GIVEN INSTRUCTION => Restate the full listing word for word and leave the pictures out.

GIVEN RECORDS =>
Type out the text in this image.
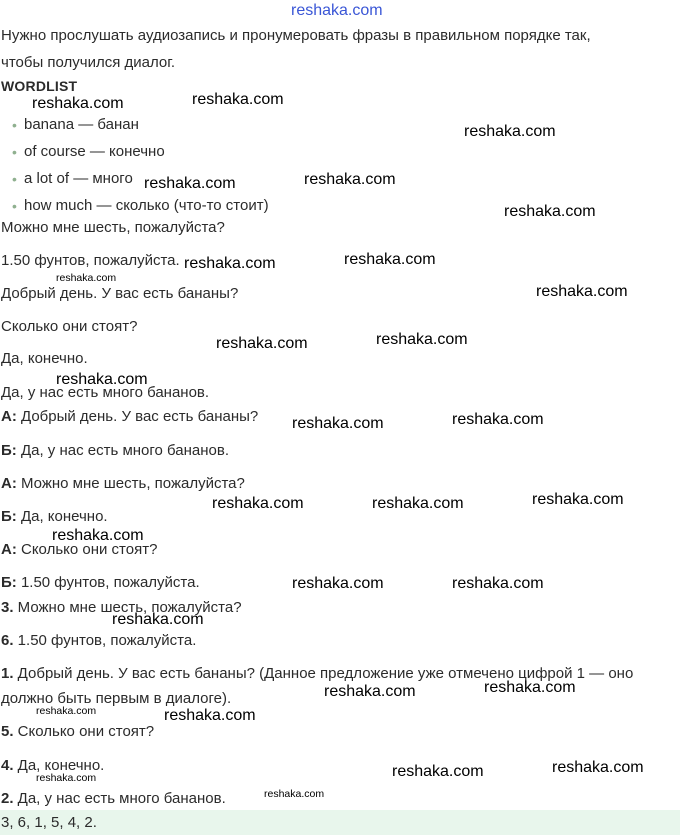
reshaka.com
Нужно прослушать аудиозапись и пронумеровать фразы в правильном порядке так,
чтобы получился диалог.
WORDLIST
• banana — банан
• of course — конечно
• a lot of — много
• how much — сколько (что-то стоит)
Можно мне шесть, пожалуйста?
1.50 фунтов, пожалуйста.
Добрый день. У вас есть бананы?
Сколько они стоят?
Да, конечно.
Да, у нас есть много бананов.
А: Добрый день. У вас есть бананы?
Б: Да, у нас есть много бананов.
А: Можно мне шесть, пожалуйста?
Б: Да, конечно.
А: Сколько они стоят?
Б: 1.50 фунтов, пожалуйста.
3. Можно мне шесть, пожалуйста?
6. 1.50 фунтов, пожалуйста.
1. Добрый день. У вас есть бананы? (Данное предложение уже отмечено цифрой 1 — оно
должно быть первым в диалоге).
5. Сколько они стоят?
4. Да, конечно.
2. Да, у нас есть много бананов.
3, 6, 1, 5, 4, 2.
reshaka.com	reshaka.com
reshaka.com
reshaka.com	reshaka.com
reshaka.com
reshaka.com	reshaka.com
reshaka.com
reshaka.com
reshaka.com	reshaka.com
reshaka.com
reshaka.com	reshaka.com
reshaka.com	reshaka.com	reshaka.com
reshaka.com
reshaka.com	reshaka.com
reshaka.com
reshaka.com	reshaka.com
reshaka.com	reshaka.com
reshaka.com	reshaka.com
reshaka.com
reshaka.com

ANSWER TO THIS TASK =>
Type out the text in this image.
reshaka.com
Нужно прослушать аудиозапись и пронумеровать фразы в правильном порядке так,
чтобы получился диалог.
WORDLIST
• banana — банан
• of course — конечно
• a lot of — много
• how much — сколько (что-то стоит)
Можно мне шесть, пожалуйста?
1.50 фунтов, пожалуйста.
Добрый день. У вас есть бананы?
Сколько они стоят?
Да, конечно.
Да, у нас есть много бананов.
А: Добрый день. У вас есть бананы?
Б: Да, у нас есть много бананов.
А: Можно мне шесть, пожалуйста?
Б: Да, конечно.
А: Сколько они стоят?
Б: 1.50 фунтов, пожалуйста.
3. Можно мне шесть, пожалуйста?
6. 1.50 фунтов, пожалуйста.
1. Добрый день. У вас есть бананы? (Данное предложение уже отмечено цифрой 1 — оно
должно быть первым в диалоге).
5. Сколько они стоят?
4. Да, конечно.
2. Да, у нас есть много бананов.
3, 6, 1, 5, 4, 2.
reshaka.com	reshaka.com
reshaka.com
reshaka.com	reshaka.com
reshaka.com
reshaka.com	reshaka.com
reshaka.com
reshaka.com
reshaka.com	reshaka.com
reshaka.com
reshaka.com	reshaka.com
reshaka.com	reshaka.com	reshaka.com
reshaka.com
reshaka.com	reshaka.com
reshaka.com
reshaka.com	reshaka.com
reshaka.com	reshaka.com
reshaka.com	reshaka.com
reshaka.com
reshaka.com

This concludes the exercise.